Raw records
---*---

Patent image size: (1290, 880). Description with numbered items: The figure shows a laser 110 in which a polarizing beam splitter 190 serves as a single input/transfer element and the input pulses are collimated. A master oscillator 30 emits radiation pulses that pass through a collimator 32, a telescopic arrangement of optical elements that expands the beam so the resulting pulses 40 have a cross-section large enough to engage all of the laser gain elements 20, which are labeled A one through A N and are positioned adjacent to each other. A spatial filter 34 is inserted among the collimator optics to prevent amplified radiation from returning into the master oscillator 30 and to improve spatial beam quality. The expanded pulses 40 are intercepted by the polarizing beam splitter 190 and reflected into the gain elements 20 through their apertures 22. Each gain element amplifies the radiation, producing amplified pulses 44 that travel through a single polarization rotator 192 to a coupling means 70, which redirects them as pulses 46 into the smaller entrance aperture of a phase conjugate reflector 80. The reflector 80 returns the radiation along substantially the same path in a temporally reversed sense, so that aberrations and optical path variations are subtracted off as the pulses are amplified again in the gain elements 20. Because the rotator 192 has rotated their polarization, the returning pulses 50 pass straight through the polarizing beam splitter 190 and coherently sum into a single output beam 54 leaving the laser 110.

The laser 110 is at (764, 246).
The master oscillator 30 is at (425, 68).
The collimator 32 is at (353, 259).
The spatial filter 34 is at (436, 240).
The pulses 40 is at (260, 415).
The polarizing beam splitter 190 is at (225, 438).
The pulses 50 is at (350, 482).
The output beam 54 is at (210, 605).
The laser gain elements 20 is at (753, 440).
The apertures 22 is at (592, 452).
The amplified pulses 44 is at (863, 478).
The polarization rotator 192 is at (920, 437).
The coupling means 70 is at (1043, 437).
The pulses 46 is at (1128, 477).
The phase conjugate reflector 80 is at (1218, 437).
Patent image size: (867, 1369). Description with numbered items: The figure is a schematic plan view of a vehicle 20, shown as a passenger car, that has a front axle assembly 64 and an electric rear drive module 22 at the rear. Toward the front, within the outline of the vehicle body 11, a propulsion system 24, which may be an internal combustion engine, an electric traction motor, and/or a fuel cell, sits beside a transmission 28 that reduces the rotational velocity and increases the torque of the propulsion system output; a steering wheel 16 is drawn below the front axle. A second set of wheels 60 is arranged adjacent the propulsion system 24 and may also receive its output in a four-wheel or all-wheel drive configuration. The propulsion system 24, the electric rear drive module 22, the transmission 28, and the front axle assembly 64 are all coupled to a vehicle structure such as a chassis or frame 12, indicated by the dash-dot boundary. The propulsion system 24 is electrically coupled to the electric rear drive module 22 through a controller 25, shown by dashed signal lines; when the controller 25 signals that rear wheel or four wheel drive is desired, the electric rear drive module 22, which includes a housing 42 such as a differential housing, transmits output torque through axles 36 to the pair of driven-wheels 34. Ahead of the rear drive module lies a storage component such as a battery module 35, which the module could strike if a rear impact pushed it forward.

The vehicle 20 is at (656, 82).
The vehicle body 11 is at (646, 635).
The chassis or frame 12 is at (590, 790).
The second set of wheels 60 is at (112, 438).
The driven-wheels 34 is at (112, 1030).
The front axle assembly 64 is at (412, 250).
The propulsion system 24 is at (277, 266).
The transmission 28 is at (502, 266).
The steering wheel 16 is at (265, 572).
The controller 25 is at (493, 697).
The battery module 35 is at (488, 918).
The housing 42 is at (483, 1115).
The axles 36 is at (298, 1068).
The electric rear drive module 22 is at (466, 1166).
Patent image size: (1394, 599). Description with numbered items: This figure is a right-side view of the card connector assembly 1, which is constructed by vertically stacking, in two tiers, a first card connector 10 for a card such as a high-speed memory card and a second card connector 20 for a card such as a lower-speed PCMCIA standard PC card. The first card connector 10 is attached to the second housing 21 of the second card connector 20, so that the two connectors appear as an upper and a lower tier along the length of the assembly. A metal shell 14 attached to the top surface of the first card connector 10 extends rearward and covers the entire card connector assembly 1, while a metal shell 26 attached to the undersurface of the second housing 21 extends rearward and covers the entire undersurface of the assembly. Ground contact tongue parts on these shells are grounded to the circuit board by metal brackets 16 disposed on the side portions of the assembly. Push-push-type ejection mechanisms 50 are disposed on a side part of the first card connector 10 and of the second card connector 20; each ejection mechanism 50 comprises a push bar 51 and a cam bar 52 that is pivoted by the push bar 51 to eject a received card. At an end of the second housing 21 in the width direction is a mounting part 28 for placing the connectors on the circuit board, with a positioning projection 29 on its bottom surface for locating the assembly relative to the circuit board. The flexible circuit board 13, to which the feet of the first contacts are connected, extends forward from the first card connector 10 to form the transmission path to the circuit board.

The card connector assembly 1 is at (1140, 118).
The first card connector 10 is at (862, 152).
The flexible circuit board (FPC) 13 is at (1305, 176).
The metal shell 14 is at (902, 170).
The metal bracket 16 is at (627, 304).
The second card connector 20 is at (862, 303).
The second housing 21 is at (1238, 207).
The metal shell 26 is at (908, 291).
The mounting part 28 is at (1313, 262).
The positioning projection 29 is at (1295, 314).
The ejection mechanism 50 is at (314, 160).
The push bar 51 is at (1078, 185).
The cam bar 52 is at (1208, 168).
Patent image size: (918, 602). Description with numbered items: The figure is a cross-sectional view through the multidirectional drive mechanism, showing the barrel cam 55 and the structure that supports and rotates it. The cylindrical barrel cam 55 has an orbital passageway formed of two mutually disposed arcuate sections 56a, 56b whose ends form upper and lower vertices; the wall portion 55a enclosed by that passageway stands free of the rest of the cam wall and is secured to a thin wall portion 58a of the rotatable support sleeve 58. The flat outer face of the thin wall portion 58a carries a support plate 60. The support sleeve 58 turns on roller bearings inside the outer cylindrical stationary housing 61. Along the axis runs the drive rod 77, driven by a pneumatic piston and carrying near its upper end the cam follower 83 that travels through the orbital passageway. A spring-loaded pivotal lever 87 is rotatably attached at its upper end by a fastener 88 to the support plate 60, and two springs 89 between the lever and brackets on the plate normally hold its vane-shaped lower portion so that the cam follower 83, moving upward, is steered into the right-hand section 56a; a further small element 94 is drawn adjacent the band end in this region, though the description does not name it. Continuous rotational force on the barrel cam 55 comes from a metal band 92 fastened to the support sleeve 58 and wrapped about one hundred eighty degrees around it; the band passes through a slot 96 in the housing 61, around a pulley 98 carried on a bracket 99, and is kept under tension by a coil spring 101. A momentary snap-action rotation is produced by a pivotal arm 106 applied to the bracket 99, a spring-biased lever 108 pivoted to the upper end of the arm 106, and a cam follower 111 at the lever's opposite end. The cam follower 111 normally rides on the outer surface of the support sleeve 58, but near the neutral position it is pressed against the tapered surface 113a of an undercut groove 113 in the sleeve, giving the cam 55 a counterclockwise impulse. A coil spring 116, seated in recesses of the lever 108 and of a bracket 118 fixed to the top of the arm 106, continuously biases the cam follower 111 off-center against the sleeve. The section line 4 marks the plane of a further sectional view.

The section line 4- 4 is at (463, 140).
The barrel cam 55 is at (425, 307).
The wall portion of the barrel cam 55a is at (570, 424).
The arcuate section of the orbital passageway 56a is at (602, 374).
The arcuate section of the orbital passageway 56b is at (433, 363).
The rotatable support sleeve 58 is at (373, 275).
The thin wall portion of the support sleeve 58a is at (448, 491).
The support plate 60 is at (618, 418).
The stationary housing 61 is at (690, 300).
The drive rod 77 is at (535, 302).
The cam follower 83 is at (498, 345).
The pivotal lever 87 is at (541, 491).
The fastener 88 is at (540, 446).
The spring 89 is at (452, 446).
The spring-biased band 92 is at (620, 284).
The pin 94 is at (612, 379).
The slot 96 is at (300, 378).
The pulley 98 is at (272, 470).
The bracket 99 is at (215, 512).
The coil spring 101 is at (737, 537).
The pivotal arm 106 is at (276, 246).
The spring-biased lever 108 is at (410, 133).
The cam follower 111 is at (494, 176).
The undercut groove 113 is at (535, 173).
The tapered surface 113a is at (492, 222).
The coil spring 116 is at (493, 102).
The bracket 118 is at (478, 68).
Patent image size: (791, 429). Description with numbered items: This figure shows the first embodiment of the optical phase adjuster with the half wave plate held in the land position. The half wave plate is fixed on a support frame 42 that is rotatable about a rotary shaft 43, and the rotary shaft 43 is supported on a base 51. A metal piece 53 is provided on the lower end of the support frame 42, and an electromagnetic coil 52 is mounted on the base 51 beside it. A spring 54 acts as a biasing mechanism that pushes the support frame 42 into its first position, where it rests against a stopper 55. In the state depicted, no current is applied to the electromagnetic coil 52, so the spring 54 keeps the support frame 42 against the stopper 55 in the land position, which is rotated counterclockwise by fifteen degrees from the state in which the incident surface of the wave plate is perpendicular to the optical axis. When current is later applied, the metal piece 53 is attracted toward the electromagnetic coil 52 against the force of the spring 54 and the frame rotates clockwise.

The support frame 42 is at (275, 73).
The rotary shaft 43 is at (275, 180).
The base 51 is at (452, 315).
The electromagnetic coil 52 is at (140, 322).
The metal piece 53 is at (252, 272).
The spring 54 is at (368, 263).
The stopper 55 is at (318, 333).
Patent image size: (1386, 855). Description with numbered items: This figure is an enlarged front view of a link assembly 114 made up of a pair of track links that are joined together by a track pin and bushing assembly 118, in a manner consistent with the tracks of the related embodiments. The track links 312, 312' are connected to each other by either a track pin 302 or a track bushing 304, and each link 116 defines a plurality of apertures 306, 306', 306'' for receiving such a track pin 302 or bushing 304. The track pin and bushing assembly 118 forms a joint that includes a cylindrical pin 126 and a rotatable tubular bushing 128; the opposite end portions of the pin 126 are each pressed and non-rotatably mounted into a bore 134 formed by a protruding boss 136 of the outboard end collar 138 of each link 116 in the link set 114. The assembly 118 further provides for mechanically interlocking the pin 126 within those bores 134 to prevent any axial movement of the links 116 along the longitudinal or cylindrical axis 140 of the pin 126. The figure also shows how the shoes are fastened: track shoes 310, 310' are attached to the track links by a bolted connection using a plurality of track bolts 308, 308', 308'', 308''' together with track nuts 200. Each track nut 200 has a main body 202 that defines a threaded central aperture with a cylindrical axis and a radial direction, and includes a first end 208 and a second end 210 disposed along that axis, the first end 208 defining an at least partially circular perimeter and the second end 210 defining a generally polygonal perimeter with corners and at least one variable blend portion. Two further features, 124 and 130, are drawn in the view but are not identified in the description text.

---*---

[Given instruction] Convert the lines of the records starting at the line containing "Patent image size: (867, 1369)." and ending at the line containing "The vehicle 20 is at (656, 82)." into a JSON list of strings, one string per line, with blank lines omitted.

[Correct answer]
[
  "Patent image size: (867, 1369). Description with numbered items: The figure is a schematic plan view of a vehicle 20, shown as a passenger car, that has a front axle assembly 64 and an electric rear drive module 22 at the rear. Toward the front, within the outline of the vehicle body 11, a propulsion system 24, which may be an internal combustion engine, an electric traction motor, and/or a fuel cell, sits beside a transmission 28 that reduces the rotational velocity and increases the torque of the propulsion system output; a steering wheel 16 is drawn below the front axle. A second set of wheels 60 is arranged adjacent the propulsion system 24 and may also receive its output in a four-wheel or all-wheel drive configuration. The propulsion system 24, the electric rear drive module 22, the transmission 28, and the front axle assembly 64 are all coupled to a vehicle structure such as a chassis or frame 12, indicated by the dash-dot boundary. The propulsion system 24 is electrically coupled to the electric rear drive module 22 through a controller 25, shown by dashed signal lines; when the controller 25 signals that rear wheel or four wheel drive is desired, the electric rear drive module 22, which includes a housing 42 such as a differential housing, transmits output torque through axles 36 to the pair of driven-wheels 34. Ahead of the rear drive module lies a storage component such as a battery module 35, which the module could strike if a rear impact pushed it forward.",
  "The vehicle 20 is at (656, 82)."
]